**Stated exercise**
Transcribe the entries exactly; images are not part of the copy.

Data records

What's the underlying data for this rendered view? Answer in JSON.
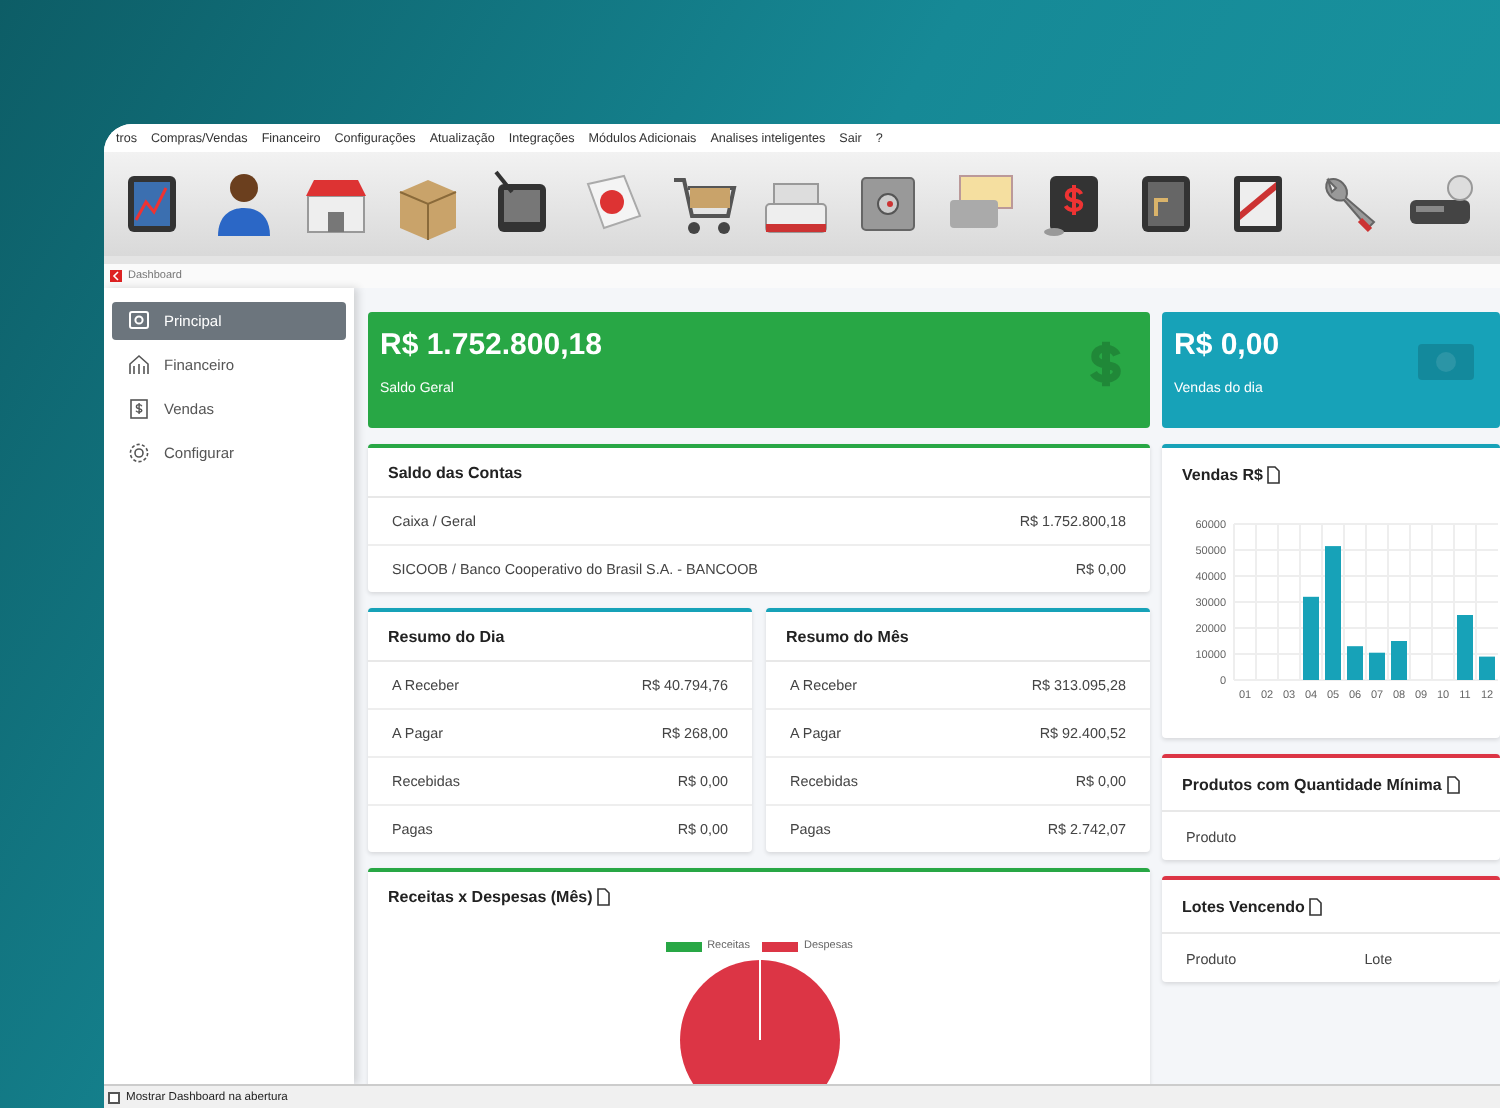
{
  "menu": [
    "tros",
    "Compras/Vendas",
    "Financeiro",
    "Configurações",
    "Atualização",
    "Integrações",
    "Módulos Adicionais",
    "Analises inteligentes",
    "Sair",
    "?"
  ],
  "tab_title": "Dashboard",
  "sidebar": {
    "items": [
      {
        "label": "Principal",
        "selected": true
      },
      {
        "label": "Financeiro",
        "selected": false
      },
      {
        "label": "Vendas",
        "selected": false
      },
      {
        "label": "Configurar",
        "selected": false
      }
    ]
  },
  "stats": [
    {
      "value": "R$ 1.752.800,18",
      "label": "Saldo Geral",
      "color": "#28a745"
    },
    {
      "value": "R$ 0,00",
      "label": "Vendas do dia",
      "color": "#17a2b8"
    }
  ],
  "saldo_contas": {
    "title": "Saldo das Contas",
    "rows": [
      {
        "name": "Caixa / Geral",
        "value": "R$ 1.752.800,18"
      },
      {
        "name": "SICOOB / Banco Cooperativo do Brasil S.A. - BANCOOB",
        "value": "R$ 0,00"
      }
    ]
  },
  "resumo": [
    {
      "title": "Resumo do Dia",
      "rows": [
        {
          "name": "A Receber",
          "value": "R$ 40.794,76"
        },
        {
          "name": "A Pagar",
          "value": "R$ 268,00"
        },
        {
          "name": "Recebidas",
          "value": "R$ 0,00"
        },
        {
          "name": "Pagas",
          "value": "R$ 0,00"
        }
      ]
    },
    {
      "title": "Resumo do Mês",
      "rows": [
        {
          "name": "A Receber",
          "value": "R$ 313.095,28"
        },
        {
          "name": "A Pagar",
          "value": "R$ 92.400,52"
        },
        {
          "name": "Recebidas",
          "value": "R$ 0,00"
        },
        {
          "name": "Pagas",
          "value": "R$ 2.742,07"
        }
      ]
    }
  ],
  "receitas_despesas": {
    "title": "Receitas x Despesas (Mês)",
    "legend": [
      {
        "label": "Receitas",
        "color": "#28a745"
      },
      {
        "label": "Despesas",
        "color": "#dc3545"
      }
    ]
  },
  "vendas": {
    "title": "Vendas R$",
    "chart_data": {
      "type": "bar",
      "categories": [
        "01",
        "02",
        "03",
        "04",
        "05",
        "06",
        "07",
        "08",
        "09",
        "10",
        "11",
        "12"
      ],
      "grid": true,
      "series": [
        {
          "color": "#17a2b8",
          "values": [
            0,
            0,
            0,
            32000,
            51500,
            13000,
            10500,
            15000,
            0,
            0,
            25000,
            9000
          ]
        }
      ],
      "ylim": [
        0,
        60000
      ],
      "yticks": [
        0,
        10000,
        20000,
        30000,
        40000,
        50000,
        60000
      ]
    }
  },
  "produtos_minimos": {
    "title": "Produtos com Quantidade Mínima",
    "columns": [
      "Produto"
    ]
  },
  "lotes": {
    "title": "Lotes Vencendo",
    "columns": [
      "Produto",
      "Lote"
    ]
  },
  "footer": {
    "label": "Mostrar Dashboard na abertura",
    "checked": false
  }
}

**Final answer**
What's the underlying data for this rendered view? Answer in JSON.
{
  "menu": [
    "tros",
    "Compras/Vendas",
    "Financeiro",
    "Configurações",
    "Atualização",
    "Integrações",
    "Módulos Adicionais",
    "Analises inteligentes",
    "Sair",
    "?"
  ],
  "tab_title": "Dashboard",
  "sidebar": {
    "items": [
      {
        "label": "Principal",
        "selected": true
      },
      {
        "label": "Financeiro",
        "selected": false
      },
      {
        "label": "Vendas",
        "selected": false
      },
      {
        "label": "Configurar",
        "selected": false
      }
    ]
  },
  "stats": [
    {
      "value": "R$ 1.752.800,18",
      "label": "Saldo Geral",
      "color": "#28a745"
    },
    {
      "value": "R$ 0,00",
      "label": "Vendas do dia",
      "color": "#17a2b8"
    }
  ],
  "saldo_contas": {
    "title": "Saldo das Contas",
    "rows": [
      {
        "name": "Caixa / Geral",
        "value": "R$ 1.752.800,18"
      },
      {
        "name": "SICOOB / Banco Cooperativo do Brasil S.A. - BANCOOB",
        "value": "R$ 0,00"
      }
    ]
  },
  "resumo": [
    {
      "title": "Resumo do Dia",
      "rows": [
        {
          "name": "A Receber",
          "value": "R$ 40.794,76"
        },
        {
          "name": "A Pagar",
          "value": "R$ 268,00"
        },
        {
          "name": "Recebidas",
          "value": "R$ 0,00"
        },
        {
          "name": "Pagas",
          "value": "R$ 0,00"
        }
      ]
    },
    {
      "title": "Resumo do Mês",
      "rows": [
        {
          "name": "A Receber",
          "value": "R$ 313.095,28"
        },
        {
          "name": "A Pagar",
          "value": "R$ 92.400,52"
        },
        {
          "name": "Recebidas",
          "value": "R$ 0,00"
        },
        {
          "name": "Pagas",
          "value": "R$ 2.742,07"
        }
      ]
    }
  ],
  "receitas_despesas": {
    "title": "Receitas x Despesas (Mês)",
    "legend": [
      {
        "label": "Receitas",
        "color": "#28a745"
      },
      {
        "label": "Despesas",
        "color": "#dc3545"
      }
    ]
  },
  "vendas": {
    "title": "Vendas R$",
    "chart_data": {
      "type": "bar",
      "categories": [
        "01",
        "02",
        "03",
        "04",
        "05",
        "06",
        "07",
        "08",
        "09",
        "10",
        "11",
        "12"
      ],
      "grid": true,
      "series": [
        {
          "color": "#17a2b8",
          "values": [
            0,
            0,
            0,
            32000,
            51500,
            13000,
            10500,
            15000,
            0,
            0,
            25000,
            9000
          ]
        }
      ],
      "ylim": [
        0,
        60000
      ],
      "yticks": [
        0,
        10000,
        20000,
        30000,
        40000,
        50000,
        60000
      ]
    }
  },
  "produtos_minimos": {
    "title": "Produtos com Quantidade Mínima",
    "columns": [
      "Produto"
    ]
  },
  "lotes": {
    "title": "Lotes Vencendo",
    "columns": [
      "Produto",
      "Lote"
    ]
  },
  "footer": {
    "label": "Mostrar Dashboard na abertura",
    "checked": false
  }
}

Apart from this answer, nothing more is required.